» WORKING DATA
--- BEGIN ---
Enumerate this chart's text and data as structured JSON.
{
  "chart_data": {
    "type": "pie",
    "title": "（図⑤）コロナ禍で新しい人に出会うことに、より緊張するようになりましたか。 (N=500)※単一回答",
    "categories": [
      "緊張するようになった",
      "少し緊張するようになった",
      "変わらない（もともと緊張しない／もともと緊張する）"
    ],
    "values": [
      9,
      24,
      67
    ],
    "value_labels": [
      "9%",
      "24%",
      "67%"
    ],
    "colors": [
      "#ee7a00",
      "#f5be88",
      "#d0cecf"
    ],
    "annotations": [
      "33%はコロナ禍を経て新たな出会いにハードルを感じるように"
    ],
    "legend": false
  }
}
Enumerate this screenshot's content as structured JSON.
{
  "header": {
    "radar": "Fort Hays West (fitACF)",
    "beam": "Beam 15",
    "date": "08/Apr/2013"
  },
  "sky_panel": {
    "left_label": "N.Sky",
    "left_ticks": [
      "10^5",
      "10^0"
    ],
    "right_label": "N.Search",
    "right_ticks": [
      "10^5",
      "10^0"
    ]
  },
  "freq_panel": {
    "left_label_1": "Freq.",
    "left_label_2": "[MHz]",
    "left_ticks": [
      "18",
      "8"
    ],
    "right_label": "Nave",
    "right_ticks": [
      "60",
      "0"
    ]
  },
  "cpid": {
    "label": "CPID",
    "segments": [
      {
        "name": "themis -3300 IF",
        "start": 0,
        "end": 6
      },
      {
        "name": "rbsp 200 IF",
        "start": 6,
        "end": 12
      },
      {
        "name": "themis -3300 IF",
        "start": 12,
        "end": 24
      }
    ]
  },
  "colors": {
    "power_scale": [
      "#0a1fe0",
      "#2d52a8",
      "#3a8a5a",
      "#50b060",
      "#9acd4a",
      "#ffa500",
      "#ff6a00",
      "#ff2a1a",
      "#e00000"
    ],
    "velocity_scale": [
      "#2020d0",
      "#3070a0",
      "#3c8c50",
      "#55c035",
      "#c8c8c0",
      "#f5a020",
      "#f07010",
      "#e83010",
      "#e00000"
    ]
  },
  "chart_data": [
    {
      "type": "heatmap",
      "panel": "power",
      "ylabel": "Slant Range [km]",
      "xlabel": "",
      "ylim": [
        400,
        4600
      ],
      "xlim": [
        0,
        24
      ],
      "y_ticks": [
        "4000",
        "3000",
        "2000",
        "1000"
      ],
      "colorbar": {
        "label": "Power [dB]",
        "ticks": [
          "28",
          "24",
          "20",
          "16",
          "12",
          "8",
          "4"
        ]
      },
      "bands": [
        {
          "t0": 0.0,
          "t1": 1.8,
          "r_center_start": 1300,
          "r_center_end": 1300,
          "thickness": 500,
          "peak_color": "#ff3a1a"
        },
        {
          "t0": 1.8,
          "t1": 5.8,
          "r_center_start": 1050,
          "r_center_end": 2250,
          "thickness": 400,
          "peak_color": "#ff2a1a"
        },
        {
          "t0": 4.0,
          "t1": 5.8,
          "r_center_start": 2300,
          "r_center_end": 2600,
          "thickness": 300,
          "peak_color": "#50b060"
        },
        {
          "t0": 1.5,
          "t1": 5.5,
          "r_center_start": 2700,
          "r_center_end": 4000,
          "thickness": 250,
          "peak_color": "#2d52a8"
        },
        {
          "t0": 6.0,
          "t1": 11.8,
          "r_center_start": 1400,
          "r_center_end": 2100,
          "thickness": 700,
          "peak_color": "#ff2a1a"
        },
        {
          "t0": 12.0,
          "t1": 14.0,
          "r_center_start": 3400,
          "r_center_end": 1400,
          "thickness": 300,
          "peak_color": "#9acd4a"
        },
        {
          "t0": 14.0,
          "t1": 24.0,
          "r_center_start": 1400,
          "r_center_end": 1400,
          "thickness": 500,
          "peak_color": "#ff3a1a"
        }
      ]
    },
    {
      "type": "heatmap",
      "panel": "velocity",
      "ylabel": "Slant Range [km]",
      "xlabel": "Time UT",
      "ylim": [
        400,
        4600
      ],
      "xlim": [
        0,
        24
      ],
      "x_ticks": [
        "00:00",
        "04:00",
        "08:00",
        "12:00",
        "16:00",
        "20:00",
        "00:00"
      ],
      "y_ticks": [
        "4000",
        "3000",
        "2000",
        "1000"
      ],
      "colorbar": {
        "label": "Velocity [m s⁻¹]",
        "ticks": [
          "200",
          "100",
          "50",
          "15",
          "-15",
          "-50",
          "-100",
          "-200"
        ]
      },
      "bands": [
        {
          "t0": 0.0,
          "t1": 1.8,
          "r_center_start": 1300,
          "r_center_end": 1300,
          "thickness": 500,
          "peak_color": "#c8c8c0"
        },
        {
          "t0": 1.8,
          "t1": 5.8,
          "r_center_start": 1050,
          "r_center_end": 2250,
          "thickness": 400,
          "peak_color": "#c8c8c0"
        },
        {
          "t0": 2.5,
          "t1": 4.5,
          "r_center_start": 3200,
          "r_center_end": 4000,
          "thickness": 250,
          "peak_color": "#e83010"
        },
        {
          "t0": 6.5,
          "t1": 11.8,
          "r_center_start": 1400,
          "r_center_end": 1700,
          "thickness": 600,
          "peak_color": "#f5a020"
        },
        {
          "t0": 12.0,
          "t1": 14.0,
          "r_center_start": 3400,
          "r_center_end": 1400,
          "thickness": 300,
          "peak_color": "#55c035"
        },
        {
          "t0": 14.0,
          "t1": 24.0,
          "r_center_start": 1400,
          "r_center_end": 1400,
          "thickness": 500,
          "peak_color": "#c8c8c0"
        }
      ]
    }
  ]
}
--- END ---
» INSTRUCTION
Write out the records above again, keeping each one identical to the original.

» WRITTEN ANSWER
Enumerate this chart's text and data as structured JSON.
{
  "chart_data": {
    "type": "pie",
    "title": "（図⑤）コロナ禍で新しい人に出会うことに、より緊張するようになりましたか。 (N=500)※単一回答",
    "categories": [
      "緊張するようになった",
      "少し緊張するようになった",
      "変わらない（もともと緊張しない／もともと緊張する）"
    ],
    "values": [
      9,
      24,
      67
    ],
    "value_labels": [
      "9%",
      "24%",
      "67%"
    ],
    "colors": [
      "#ee7a00",
      "#f5be88",
      "#d0cecf"
    ],
    "annotations": [
      "33%はコロナ禍を経て新たな出会いにハードルを感じるように"
    ],
    "legend": false
  }
}
Enumerate this screenshot's content as structured JSON.
{
  "header": {
    "radar": "Fort Hays West (fitACF)",
    "beam": "Beam 15",
    "date": "08/Apr/2013"
  },
  "sky_panel": {
    "left_label": "N.Sky",
    "left_ticks": [
      "10^5",
      "10^0"
    ],
    "right_label": "N.Search",
    "right_ticks": [
      "10^5",
      "10^0"
    ]
  },
  "freq_panel": {
    "left_label_1": "Freq.",
    "left_label_2": "[MHz]",
    "left_ticks": [
      "18",
      "8"
    ],
    "right_label": "Nave",
    "right_ticks": [
      "60",
      "0"
    ]
  },
  "cpid": {
    "label": "CPID",
    "segments": [
      {
        "name": "themis -3300 IF",
        "start": 0,
        "end": 6
      },
      {
        "name": "rbsp 200 IF",
        "start": 6,
        "end": 12
      },
      {
        "name": "themis -3300 IF",
        "start": 12,
        "end": 24
      }
    ]
  },
  "colors": {
    "power_scale": [
      "#0a1fe0",
      "#2d52a8",
      "#3a8a5a",
      "#50b060",
      "#9acd4a",
      "#ffa500",
      "#ff6a00",
      "#ff2a1a",
      "#e00000"
    ],
    "velocity_scale": [
      "#2020d0",
      "#3070a0",
      "#3c8c50",
      "#55c035",
      "#c8c8c0",
      "#f5a020",
      "#f07010",
      "#e83010",
      "#e00000"
    ]
  },
  "chart_data": [
    {
      "type": "heatmap",
      "panel": "power",
      "ylabel": "Slant Range [km]",
      "xlabel": "",
      "ylim": [
        400,
        4600
      ],
      "xlim": [
        0,
        24
      ],
      "y_ticks": [
        "4000",
        "3000",
        "2000",
        "1000"
      ],
      "colorbar": {
        "label": "Power [dB]",
        "ticks": [
          "28",
          "24",
          "20",
          "16",
          "12",
          "8",
          "4"
        ]
      },
      "bands": [
        {
          "t0": 0.0,
          "t1": 1.8,
          "r_center_start": 1300,
          "r_center_end": 1300,
          "thickness": 500,
          "peak_color": "#ff3a1a"
        },
        {
          "t0": 1.8,
          "t1": 5.8,
          "r_center_start": 1050,
          "r_center_end": 2250,
          "thickness": 400,
          "peak_color": "#ff2a1a"
        },
        {
          "t0": 4.0,
          "t1": 5.8,
          "r_center_start": 2300,
          "r_center_end": 2600,
          "thickness": 300,
          "peak_color": "#50b060"
        },
        {
          "t0": 1.5,
          "t1": 5.5,
          "r_center_start": 2700,
          "r_center_end": 4000,
          "thickness": 250,
          "peak_color": "#2d52a8"
        },
        {
          "t0": 6.0,
          "t1": 11.8,
          "r_center_start": 1400,
          "r_center_end": 2100,
          "thickness": 700,
          "peak_color": "#ff2a1a"
        },
        {
          "t0": 12.0,
          "t1": 14.0,
          "r_center_start": 3400,
          "r_center_end": 1400,
          "thickness": 300,
          "peak_color": "#9acd4a"
        },
        {
          "t0": 14.0,
          "t1": 24.0,
          "r_center_start": 1400,
          "r_center_end": 1400,
          "thickness": 500,
          "peak_color": "#ff3a1a"
        }
      ]
    },
    {
      "type": "heatmap",
      "panel": "velocity",
      "ylabel": "Slant Range [km]",
      "xlabel": "Time UT",
      "ylim": [
        400,
        4600
      ],
      "xlim": [
        0,
        24
      ],
      "x_ticks": [
        "00:00",
        "04:00",
        "08:00",
        "12:00",
        "16:00",
        "20:00",
        "00:00"
      ],
      "y_ticks": [
        "4000",
        "3000",
        "2000",
        "1000"
      ],
      "colorbar": {
        "label": "Velocity [m s⁻¹]",
        "ticks": [
          "200",
          "100",
          "50",
          "15",
          "-15",
          "-50",
          "-100",
          "-200"
        ]
      },
      "bands": [
        {
          "t0": 0.0,
          "t1": 1.8,
          "r_center_start": 1300,
          "r_center_end": 1300,
          "thickness": 500,
          "peak_color": "#c8c8c0"
        },
        {
          "t0": 1.8,
          "t1": 5.8,
          "r_center_start": 1050,
          "r_center_end": 2250,
          "thickness": 400,
          "peak_color": "#c8c8c0"
        },
        {
          "t0": 2.5,
          "t1": 4.5,
          "r_center_start": 3200,
          "r_center_end": 4000,
          "thickness": 250,
          "peak_color": "#e83010"
        },
        {
          "t0": 6.5,
          "t1": 11.8,
          "r_center_start": 1400,
          "r_center_end": 1700,
          "thickness": 600,
          "peak_color": "#f5a020"
        },
        {
          "t0": 12.0,
          "t1": 14.0,
          "r_center_start": 3400,
          "r_center_end": 1400,
          "thickness": 300,
          "peak_color": "#55c035"
        },
        {
          "t0": 14.0,
          "t1": 24.0,
          "r_center_start": 1400,
          "r_center_end": 1400,
          "thickness": 500,
          "peak_color": "#c8c8c0"
        }
      ]
    }
  ]
}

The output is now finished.